- _What you should do_
Lift every line from the entries that includes the word "start".

- _Data supplied_

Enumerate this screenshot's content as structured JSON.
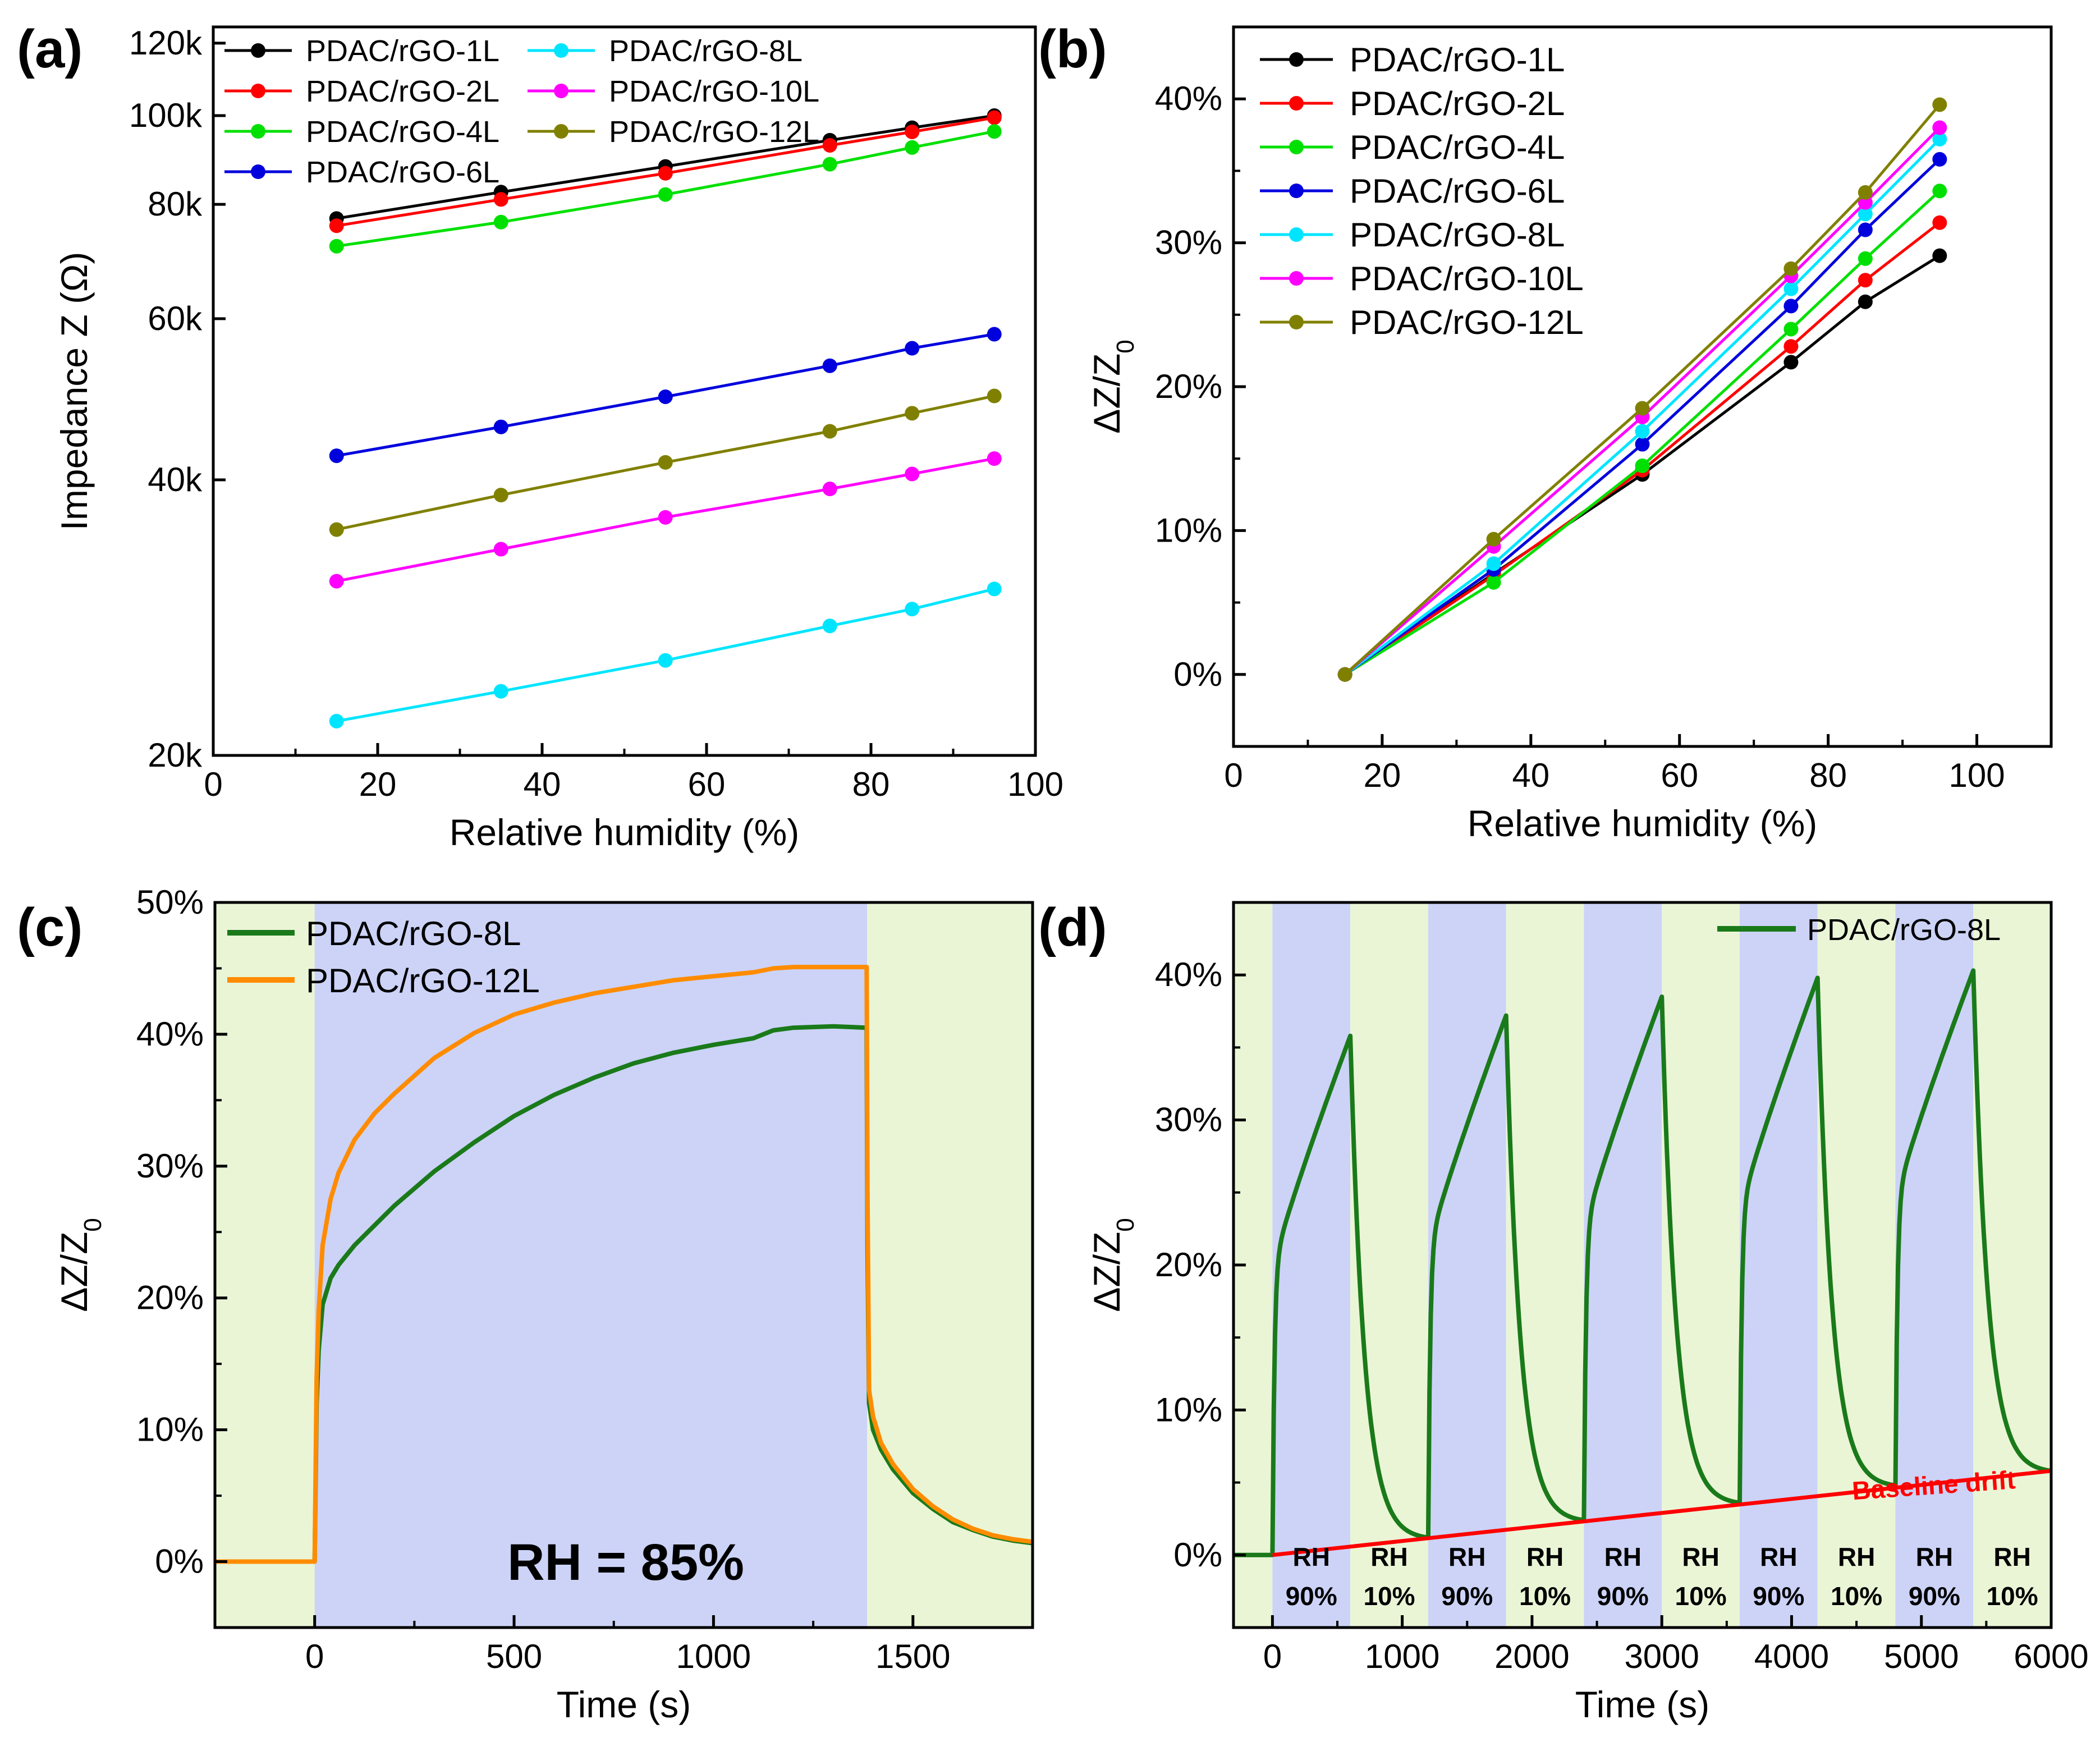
{
  "colors": {
    "1L": "#000000",
    "2L": "#ff0000",
    "4L": "#00e000",
    "6L": "#0000dd",
    "8L": "#00e5ff",
    "10L": "#ff00ff",
    "12L": "#808000",
    "green_dark": "#1a7a1a",
    "orange": "#ff8c00",
    "bg_blue": "#ccd3f7",
    "bg_green": "#eaf5d6",
    "drift": "#ff0000"
  },
  "chart_data": [
    {
      "panel": "(a)",
      "type": "line",
      "yscale": "log",
      "title": "",
      "xlabel": "Relative humidity (%)",
      "ylabel": "Impedance Z (Ω)",
      "xlim": [
        0,
        100
      ],
      "ylim": [
        20000,
        125000
      ],
      "xticks": [
        0,
        20,
        40,
        60,
        80,
        100
      ],
      "xtick_labels": [
        "0",
        "20",
        "40",
        "60",
        "80",
        "100"
      ],
      "yticks": [
        20000,
        40000,
        60000,
        80000,
        100000,
        120000
      ],
      "ytick_labels": [
        "20k",
        "40k",
        "60k",
        "80k",
        "100k",
        "120k"
      ],
      "legend_position": "top-left (two columns)",
      "x": [
        15,
        35,
        55,
        75,
        85,
        95
      ],
      "series": [
        {
          "name": "PDAC/rGO-1L",
          "color_key": "1L",
          "values": [
            77200,
            82500,
            88000,
            94000,
            97000,
            100000
          ]
        },
        {
          "name": "PDAC/rGO-2L",
          "color_key": "2L",
          "values": [
            75800,
            81000,
            86500,
            92800,
            96000,
            99500
          ]
        },
        {
          "name": "PDAC/rGO-4L",
          "color_key": "4L",
          "values": [
            72000,
            76500,
            82000,
            88500,
            92300,
            96100
          ]
        },
        {
          "name": "PDAC/rGO-6L",
          "color_key": "6L",
          "values": [
            42500,
            45700,
            49300,
            53300,
            55700,
            57700
          ]
        },
        {
          "name": "PDAC/rGO-8L",
          "color_key": "8L",
          "values": [
            21800,
            23500,
            25400,
            27700,
            28900,
            30400
          ]
        },
        {
          "name": "PDAC/rGO-10L",
          "color_key": "10L",
          "values": [
            31000,
            33600,
            36400,
            39100,
            40600,
            42200
          ]
        },
        {
          "name": "PDAC/rGO-12L",
          "color_key": "12L",
          "values": [
            35300,
            38500,
            41800,
            45200,
            47300,
            49400
          ]
        }
      ]
    },
    {
      "panel": "(b)",
      "type": "line",
      "title": "",
      "xlabel": "Relative humidity (%)",
      "ylabel_main": "ΔZ/Z",
      "ylabel_sub": "0",
      "xlim": [
        0,
        110
      ],
      "ylim": [
        -5,
        45
      ],
      "xticks": [
        0,
        20,
        40,
        60,
        80,
        100
      ],
      "xtick_labels": [
        "0",
        "20",
        "40",
        "60",
        "80",
        "100"
      ],
      "yticks": [
        0,
        10,
        20,
        30,
        40
      ],
      "ytick_labels": [
        "0%",
        "10%",
        "20%",
        "30%",
        "40%"
      ],
      "legend_position": "top-left",
      "x": [
        15,
        35,
        55,
        75,
        85,
        95
      ],
      "series": [
        {
          "name": "PDAC/rGO-1L",
          "color_key": "1L",
          "values": [
            0,
            7.0,
            13.9,
            21.7,
            25.9,
            29.1
          ]
        },
        {
          "name": "PDAC/rGO-2L",
          "color_key": "2L",
          "values": [
            0,
            6.9,
            14.2,
            22.8,
            27.4,
            31.4
          ]
        },
        {
          "name": "PDAC/rGO-4L",
          "color_key": "4L",
          "values": [
            0,
            6.4,
            14.5,
            24.0,
            28.9,
            33.6
          ]
        },
        {
          "name": "PDAC/rGO-6L",
          "color_key": "6L",
          "values": [
            0,
            7.3,
            16.0,
            25.6,
            30.9,
            35.8
          ]
        },
        {
          "name": "PDAC/rGO-8L",
          "color_key": "8L",
          "values": [
            0,
            7.7,
            16.9,
            26.8,
            32.0,
            37.2
          ]
        },
        {
          "name": "PDAC/rGO-10L",
          "color_key": "10L",
          "values": [
            0,
            8.9,
            17.9,
            27.7,
            32.8,
            38.0
          ]
        },
        {
          "name": "PDAC/rGO-12L",
          "color_key": "12L",
          "values": [
            0,
            9.4,
            18.5,
            28.2,
            33.5,
            39.6
          ]
        }
      ]
    },
    {
      "panel": "(c)",
      "type": "line",
      "title": "",
      "xlabel": "Time (s)",
      "ylabel_main": "ΔZ/Z",
      "ylabel_sub": "0",
      "xlim": [
        -250,
        1800
      ],
      "ylim": [
        -5,
        50
      ],
      "xticks": [
        0,
        500,
        1000,
        1500
      ],
      "xtick_labels": [
        "0",
        "500",
        "1000",
        "1500"
      ],
      "yticks": [
        0,
        10,
        20,
        30,
        40,
        50
      ],
      "ytick_labels": [
        "0%",
        "10%",
        "20%",
        "30%",
        "40%",
        "50%"
      ],
      "legend_position": "top-left",
      "annotation": "RH = 85%",
      "background_bands": [
        {
          "from": -250,
          "to": 0,
          "color_key": "bg_green"
        },
        {
          "from": 0,
          "to": 1385,
          "color_key": "bg_blue"
        },
        {
          "from": 1385,
          "to": 1800,
          "color_key": "bg_green"
        }
      ],
      "series": [
        {
          "name": "PDAC/rGO-8L",
          "color_key": "green_dark",
          "x": [
            -250,
            -1,
            0,
            5,
            10,
            20,
            40,
            60,
            100,
            150,
            200,
            300,
            400,
            500,
            600,
            700,
            800,
            900,
            1000,
            1100,
            1150,
            1200,
            1300,
            1384,
            1386,
            1390,
            1400,
            1420,
            1450,
            1500,
            1550,
            1600,
            1650,
            1700,
            1750,
            1800
          ],
          "y": [
            0,
            0,
            0,
            12,
            16,
            19.5,
            21.5,
            22.5,
            24,
            25.5,
            27,
            29.6,
            31.8,
            33.8,
            35.4,
            36.7,
            37.8,
            38.6,
            39.2,
            39.7,
            40.3,
            40.5,
            40.6,
            40.5,
            24,
            12,
            10,
            8.5,
            7,
            5.2,
            4,
            3,
            2.4,
            1.9,
            1.6,
            1.4
          ]
        },
        {
          "name": "PDAC/rGO-12L",
          "color_key": "orange",
          "x": [
            -250,
            -1,
            0,
            5,
            10,
            20,
            40,
            60,
            100,
            150,
            200,
            300,
            400,
            500,
            600,
            700,
            800,
            900,
            1000,
            1100,
            1150,
            1200,
            1300,
            1384,
            1386,
            1390,
            1400,
            1420,
            1450,
            1500,
            1550,
            1600,
            1650,
            1700,
            1750,
            1800
          ],
          "y": [
            0,
            0,
            0,
            14,
            19,
            24,
            27.5,
            29.5,
            32,
            34,
            35.5,
            38.2,
            40.1,
            41.5,
            42.4,
            43.1,
            43.6,
            44.1,
            44.4,
            44.7,
            45.0,
            45.1,
            45.1,
            45.1,
            28,
            13,
            11,
            9,
            7.4,
            5.5,
            4.2,
            3.2,
            2.5,
            2.0,
            1.7,
            1.5
          ]
        }
      ]
    },
    {
      "panel": "(d)",
      "type": "line",
      "title": "",
      "xlabel": "Time (s)",
      "ylabel_main": "ΔZ/Z",
      "ylabel_sub": "0",
      "xlim": [
        -300,
        6000
      ],
      "ylim": [
        -5,
        45
      ],
      "xticks": [
        0,
        1000,
        2000,
        3000,
        4000,
        5000,
        6000
      ],
      "xtick_labels": [
        "0",
        "1000",
        "2000",
        "3000",
        "4000",
        "5000",
        "6000"
      ],
      "yticks": [
        0,
        10,
        20,
        30,
        40
      ],
      "ytick_labels": [
        "0%",
        "10%",
        "20%",
        "30%",
        "40%"
      ],
      "legend_position": "top-right",
      "series_name": "PDAC/rGO-8L",
      "series_color_key": "green_dark",
      "cycles": [
        {
          "start": 0,
          "peak": 35.8,
          "end_value": 1.2
        },
        {
          "start": 1200,
          "peak": 37.2,
          "end_value": 2.4
        },
        {
          "start": 2400,
          "peak": 38.5,
          "end_value": 3.6
        },
        {
          "start": 3600,
          "peak": 39.8,
          "end_value": 4.8
        },
        {
          "start": 4800,
          "peak": 40.3,
          "end_value": 5.8
        }
      ],
      "half_period": 600,
      "baseline_drift": {
        "label": "Baseline drift",
        "x": [
          0,
          6000
        ],
        "y": [
          0,
          5.8
        ],
        "color_key": "drift"
      },
      "bands": [
        {
          "from": -300,
          "to": 0,
          "rh": "",
          "color_key": "bg_green"
        },
        {
          "from": 0,
          "to": 600,
          "rh": "90%",
          "color_key": "bg_blue"
        },
        {
          "from": 600,
          "to": 1200,
          "rh": "10%",
          "color_key": "bg_green"
        },
        {
          "from": 1200,
          "to": 1800,
          "rh": "90%",
          "color_key": "bg_blue"
        },
        {
          "from": 1800,
          "to": 2400,
          "rh": "10%",
          "color_key": "bg_green"
        },
        {
          "from": 2400,
          "to": 3000,
          "rh": "90%",
          "color_key": "bg_blue"
        },
        {
          "from": 3000,
          "to": 3600,
          "rh": "10%",
          "color_key": "bg_green"
        },
        {
          "from": 3600,
          "to": 4200,
          "rh": "90%",
          "color_key": "bg_blue"
        },
        {
          "from": 4200,
          "to": 4800,
          "rh": "10%",
          "color_key": "bg_green"
        },
        {
          "from": 4800,
          "to": 5400,
          "rh": "90%",
          "color_key": "bg_blue"
        },
        {
          "from": 5400,
          "to": 6000,
          "rh": "10%",
          "color_key": "bg_green"
        }
      ],
      "rh_prefix": "RH"
    }
  ]
}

- _Exercise answer_
          "start": 0,
          "start": 1200,
          "start": 2400,
          "start": 3600,
          "start": 4800,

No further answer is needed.